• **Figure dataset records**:
====

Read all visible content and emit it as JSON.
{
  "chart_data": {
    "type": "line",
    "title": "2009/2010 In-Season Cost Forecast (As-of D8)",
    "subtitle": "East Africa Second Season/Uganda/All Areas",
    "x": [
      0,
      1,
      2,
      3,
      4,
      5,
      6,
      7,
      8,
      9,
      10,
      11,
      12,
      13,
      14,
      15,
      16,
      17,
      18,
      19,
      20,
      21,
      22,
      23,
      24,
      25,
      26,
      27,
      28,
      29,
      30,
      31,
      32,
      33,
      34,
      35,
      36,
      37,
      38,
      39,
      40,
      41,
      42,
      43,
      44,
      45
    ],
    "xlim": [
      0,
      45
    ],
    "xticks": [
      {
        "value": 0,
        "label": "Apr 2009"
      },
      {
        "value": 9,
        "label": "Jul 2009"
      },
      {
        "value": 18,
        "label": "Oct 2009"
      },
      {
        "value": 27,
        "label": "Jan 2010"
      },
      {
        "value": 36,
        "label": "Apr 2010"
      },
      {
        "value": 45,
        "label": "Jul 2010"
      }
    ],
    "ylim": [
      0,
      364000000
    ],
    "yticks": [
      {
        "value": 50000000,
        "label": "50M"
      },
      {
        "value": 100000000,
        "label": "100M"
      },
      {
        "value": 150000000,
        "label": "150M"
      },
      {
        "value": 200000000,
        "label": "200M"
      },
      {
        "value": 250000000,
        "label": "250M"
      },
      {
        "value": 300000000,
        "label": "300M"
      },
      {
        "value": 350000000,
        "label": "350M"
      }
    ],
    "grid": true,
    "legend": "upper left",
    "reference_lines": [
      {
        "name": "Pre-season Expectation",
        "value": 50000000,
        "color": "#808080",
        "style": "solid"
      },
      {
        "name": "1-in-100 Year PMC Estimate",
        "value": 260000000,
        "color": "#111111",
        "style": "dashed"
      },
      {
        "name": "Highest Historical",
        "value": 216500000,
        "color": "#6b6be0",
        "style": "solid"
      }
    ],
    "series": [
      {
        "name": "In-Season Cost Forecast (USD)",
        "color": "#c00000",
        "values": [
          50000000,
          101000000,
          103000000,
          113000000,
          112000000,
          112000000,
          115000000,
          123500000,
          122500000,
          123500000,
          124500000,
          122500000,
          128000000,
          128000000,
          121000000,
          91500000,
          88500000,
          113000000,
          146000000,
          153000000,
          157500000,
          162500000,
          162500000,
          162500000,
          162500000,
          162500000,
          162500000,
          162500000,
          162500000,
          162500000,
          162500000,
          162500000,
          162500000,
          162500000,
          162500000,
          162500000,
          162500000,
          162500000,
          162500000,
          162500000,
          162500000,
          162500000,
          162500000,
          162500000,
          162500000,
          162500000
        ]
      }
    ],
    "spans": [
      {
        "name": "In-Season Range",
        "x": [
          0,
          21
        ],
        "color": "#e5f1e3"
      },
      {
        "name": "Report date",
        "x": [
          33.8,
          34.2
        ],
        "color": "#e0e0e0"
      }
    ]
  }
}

====

• **What you are asked to do**: Each entry above is to be printed again exactly.

• **Task solution**:
Read all visible content and emit it as JSON.
{
  "chart_data": {
    "type": "line",
    "title": "2009/2010 In-Season Cost Forecast (As-of D8)",
    "subtitle": "East Africa Second Season/Uganda/All Areas",
    "x": [
      0,
      1,
      2,
      3,
      4,
      5,
      6,
      7,
      8,
      9,
      10,
      11,
      12,
      13,
      14,
      15,
      16,
      17,
      18,
      19,
      20,
      21,
      22,
      23,
      24,
      25,
      26,
      27,
      28,
      29,
      30,
      31,
      32,
      33,
      34,
      35,
      36,
      37,
      38,
      39,
      40,
      41,
      42,
      43,
      44,
      45
    ],
    "xlim": [
      0,
      45
    ],
    "xticks": [
      {
        "value": 0,
        "label": "Apr 2009"
      },
      {
        "value": 9,
        "label": "Jul 2009"
      },
      {
        "value": 18,
        "label": "Oct 2009"
      },
      {
        "value": 27,
        "label": "Jan 2010"
      },
      {
        "value": 36,
        "label": "Apr 2010"
      },
      {
        "value": 45,
        "label": "Jul 2010"
      }
    ],
    "ylim": [
      0,
      364000000
    ],
    "yticks": [
      {
        "value": 50000000,
        "label": "50M"
      },
      {
        "value": 100000000,
        "label": "100M"
      },
      {
        "value": 150000000,
        "label": "150M"
      },
      {
        "value": 200000000,
        "label": "200M"
      },
      {
        "value": 250000000,
        "label": "250M"
      },
      {
        "value": 300000000,
        "label": "300M"
      },
      {
        "value": 350000000,
        "label": "350M"
      }
    ],
    "grid": true,
    "legend": "upper left",
    "reference_lines": [
      {
        "name": "Pre-season Expectation",
        "value": 50000000,
        "color": "#808080",
        "style": "solid"
      },
      {
        "name": "1-in-100 Year PMC Estimate",
        "value": 260000000,
        "color": "#111111",
        "style": "dashed"
      },
      {
        "name": "Highest Historical",
        "value": 216500000,
        "color": "#6b6be0",
        "style": "solid"
      }
    ],
    "series": [
      {
        "name": "In-Season Cost Forecast (USD)",
        "color": "#c00000",
        "values": [
          50000000,
          101000000,
          103000000,
          113000000,
          112000000,
          112000000,
          115000000,
          123500000,
          122500000,
          123500000,
          124500000,
          122500000,
          128000000,
          128000000,
          121000000,
          91500000,
          88500000,
          113000000,
          146000000,
          153000000,
          157500000,
          162500000,
          162500000,
          162500000,
          162500000,
          162500000,
          162500000,
          162500000,
          162500000,
          162500000,
          162500000,
          162500000,
          162500000,
          162500000,
          162500000,
          162500000,
          162500000,
          162500000,
          162500000,
          162500000,
          162500000,
          162500000,
          162500000,
          162500000,
          162500000,
          162500000
        ]
      }
    ],
    "spans": [
      {
        "name": "In-Season Range",
        "x": [
          0,
          21
        ],
        "color": "#e5f1e3"
      },
      {
        "name": "Report date",
        "x": [
          33.8,
          34.2
        ],
        "color": "#e0e0e0"
      }
    ]
  }
}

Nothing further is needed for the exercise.